Stated problem:
What is the count of lines in the listing below that hold the string "ideell"? Reply with that number alone.

Data records:
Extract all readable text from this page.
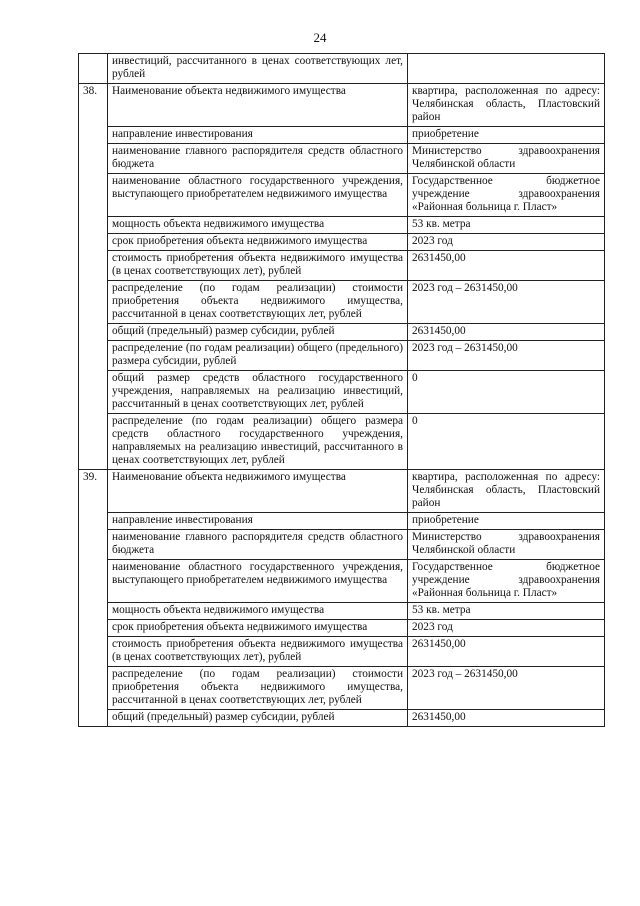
24
	инвестиций, рассчитанного в ценах соответствующих лет, рублей	
38.	Наименование объекта недвижимого имущества	квартира, расположенная по адресу: Челябинская область, Пластовский район
	направление инвестирования	приобретение
	наименование главного распорядителя средств областного бюджета	Министерство здравоохранения Челябинской области
	наименование областного государственного учреждения, выступающего приобретателем недвижимого имущества	Государственное бюджетное учреждение здравоохранения «Районная больница г. Пласт»
	мощность объекта недвижимого имущества	53 кв. метра
	срок приобретения объекта недвижимого имущества	2023 год
	стоимость приобретения объекта недвижимого имущества (в ценах соответствующих лет), рублей	2631450,00
	распределение (по годам реализации) стоимости приобретения объекта недвижимого имущества, рассчитанной в ценах соответствующих лет, рублей	2023 год – 2631450,00
	общий (предельный) размер субсидии, рублей	2631450,00
	распределение (по годам реализации) общего (предельного) размера субсидии, рублей	2023 год – 2631450,00
	общий размер средств областного государственного учреждения, направляемых на реализацию инвестиций, рассчитанный в ценах соответствующих лет, рублей	0
	распределение (по годам реализации) общего размера средств областного государственного учреждения, направляемых на реализацию инвестиций, рассчитанного в ценах соответствующих лет, рублей	0
39.	Наименование объекта недвижимого имущества	квартира, расположенная по адресу: Челябинская область, Пластовский район
	направление инвестирования	приобретение
	наименование главного распорядителя средств областного бюджета	Министерство здравоохранения Челябинской области
	наименование областного государственного учреждения, выступающего приобретателем недвижимого имущества	Государственное бюджетное учреждение здравоохранения «Районная больница г. Пласт»
	мощность объекта недвижимого имущества	53 кв. метра
	срок приобретения объекта недвижимого имущества	2023 год
	стоимость приобретения объекта недвижимого имущества (в ценах соответствующих лет), рублей	2631450,00
	распределение (по годам реализации) стоимости приобретения объекта недвижимого имущества, рассчитанной в ценах соответствующих лет, рублей	2023 год – 2631450,00
	общий (предельный) размер субсидии, рублей	2631450,00
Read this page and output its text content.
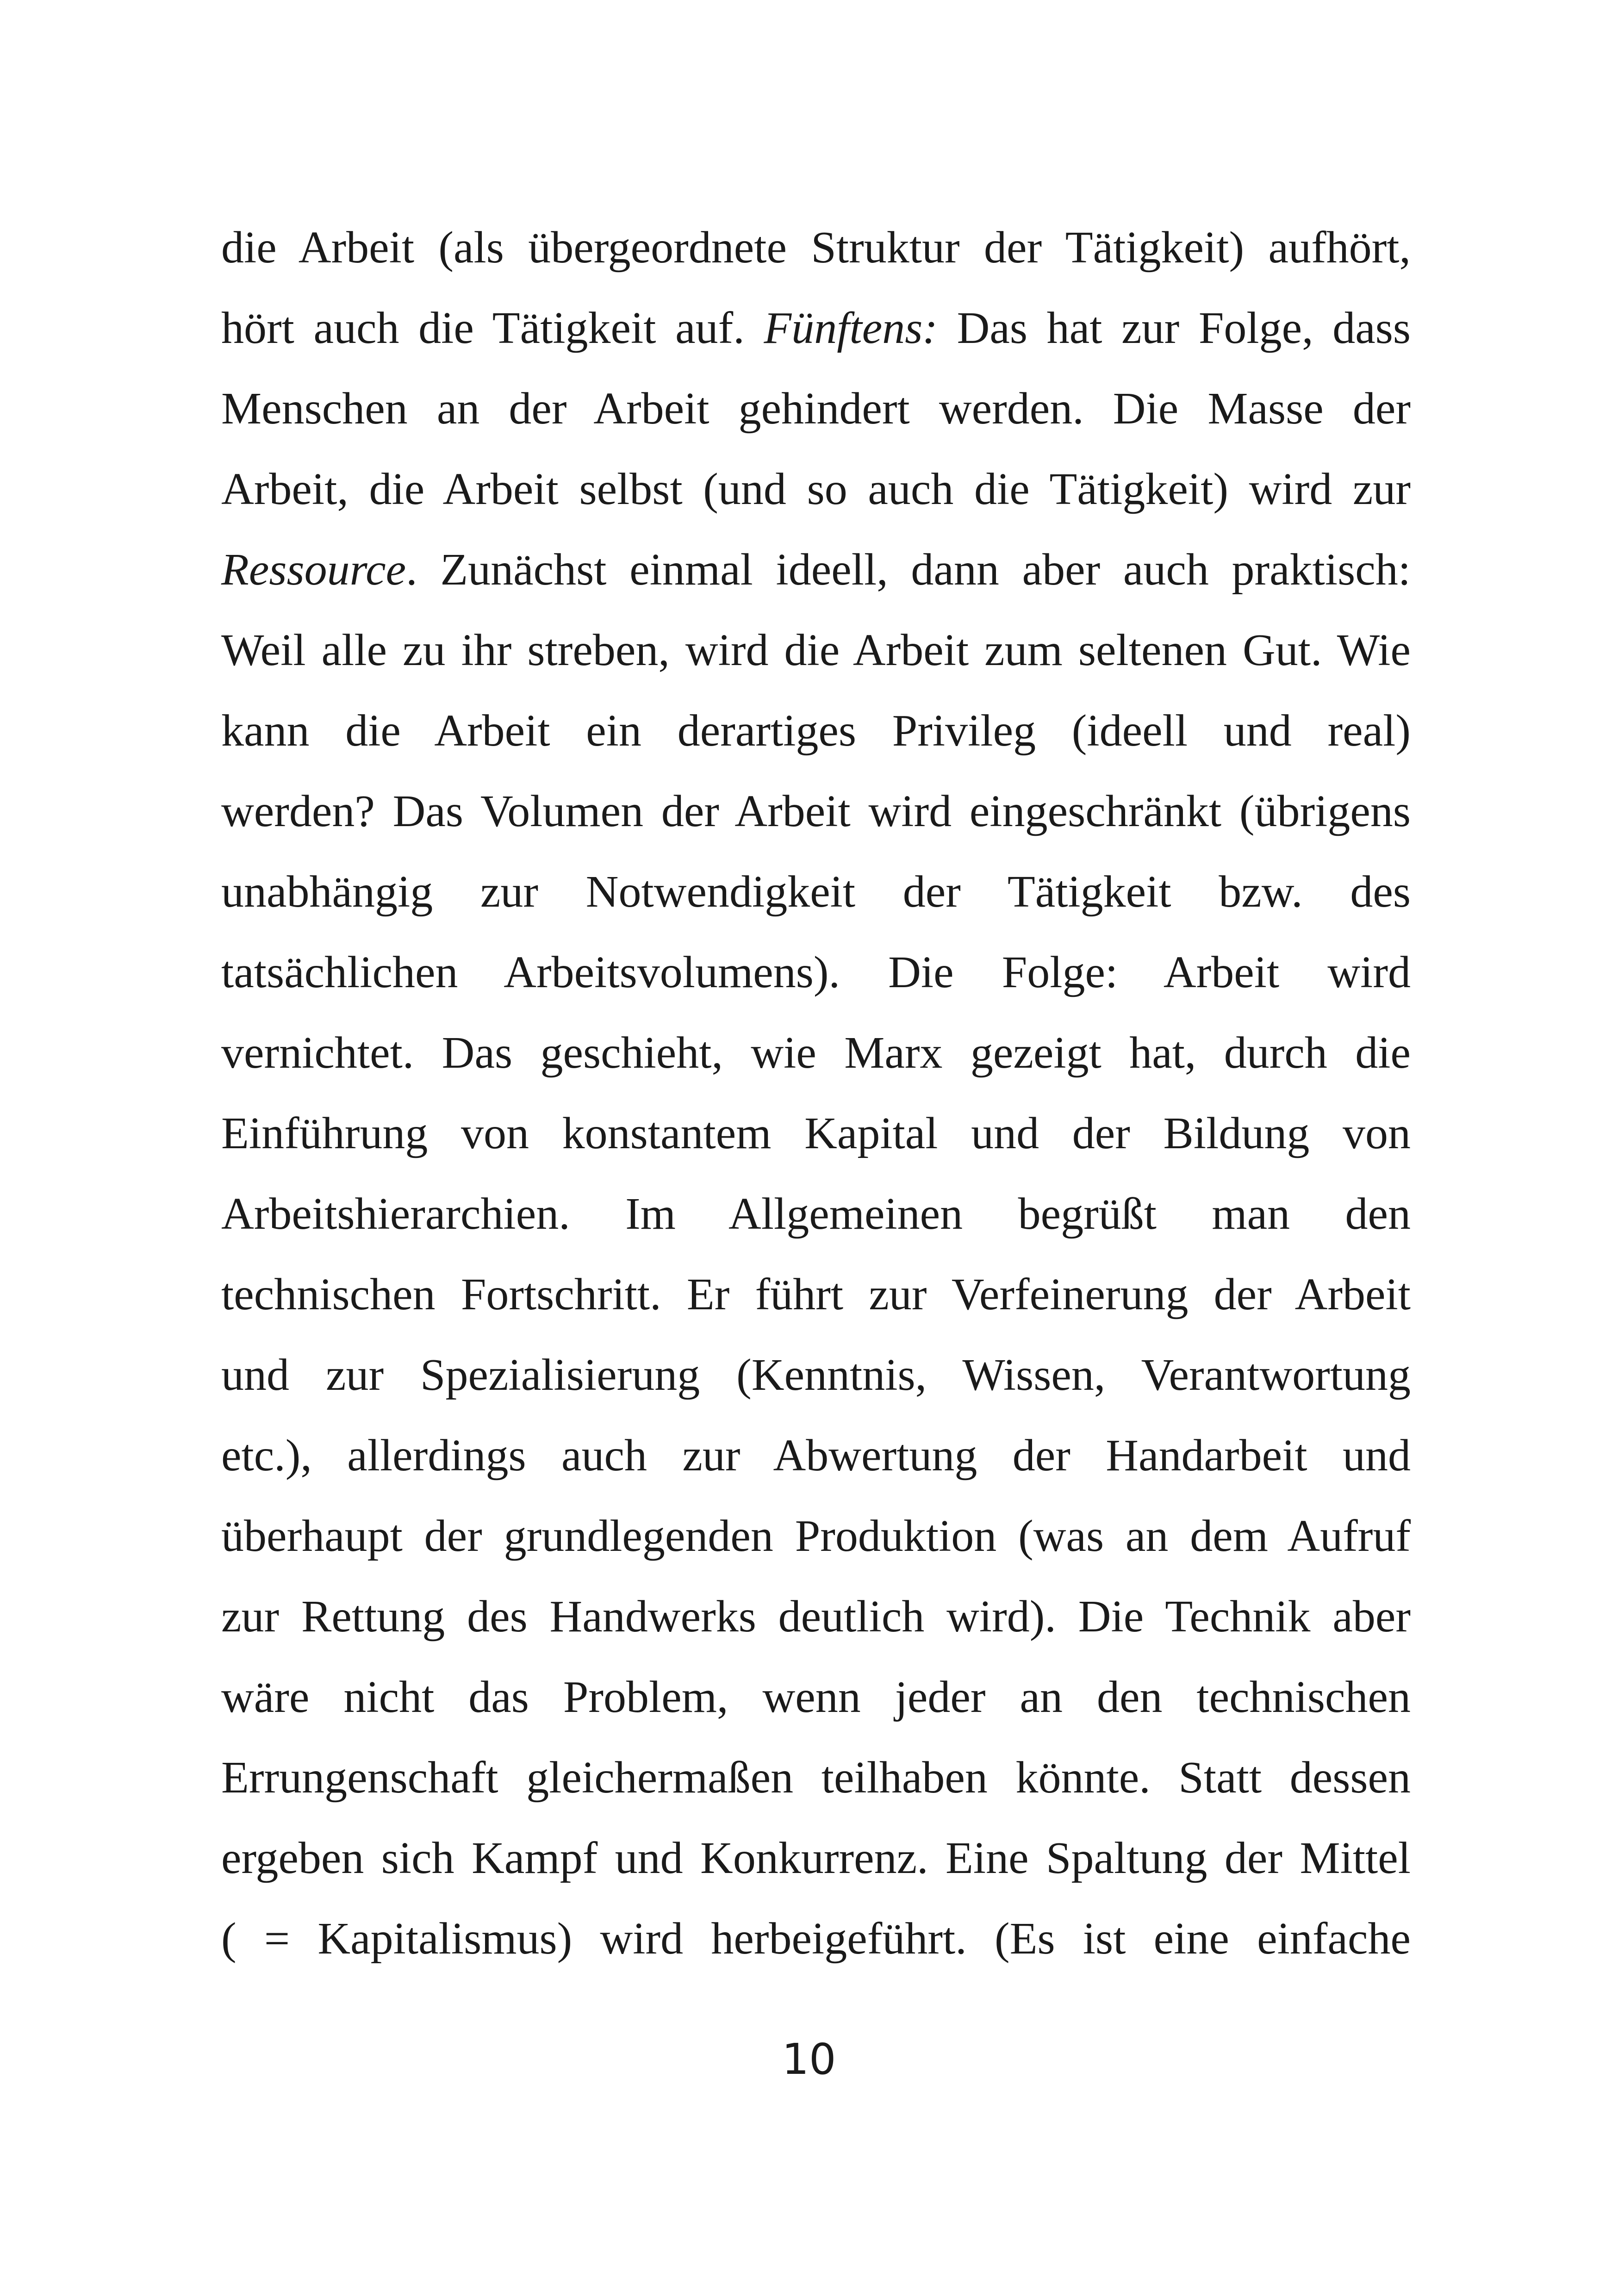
die Arbeit (als übergeordnete Struktur der Tätigkeit) aufhört,
hört auch die Tätigkeit auf. Fünftens: Das hat zur Folge, dass
Menschen an der Arbeit gehindert werden. Die Masse der
Arbeit, die Arbeit selbst (und so auch die Tätigkeit) wird zur
Ressource. Zunächst einmal ideell, dann aber auch praktisch:
Weil alle zu ihr streben, wird die Arbeit zum seltenen Gut. Wie
kann die Arbeit ein derartiges Privileg (ideell und real)
werden? Das Volumen der Arbeit wird eingeschränkt (übrigens
unabhängig zur Notwendigkeit der Tätigkeit bzw. des
tatsächlichen Arbeitsvolumens). Die Folge: Arbeit wird
vernichtet. Das geschieht, wie Marx gezeigt hat, durch die
Einführung von konstantem Kapital und der Bildung von
Arbeitshierarchien. Im Allgemeinen begrüßt man den
technischen Fortschritt. Er führt zur Verfeinerung der Arbeit
und zur Spezialisierung (Kenntnis, Wissen, Verantwortung
etc.), allerdings auch zur Abwertung der Handarbeit und
überhaupt der grundlegenden Produktion (was an dem Aufruf
zur Rettung des Handwerks deutlich wird). Die Technik aber
wäre nicht das Problem, wenn jeder an den technischen
Errungenschaft gleichermaßen teilhaben könnte. Statt dessen
ergeben sich Kampf und Konkurrenz. Eine Spaltung der Mittel
( = Kapitalismus) wird herbeigeführt. (Es ist eine einfache
10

Exercise output:
2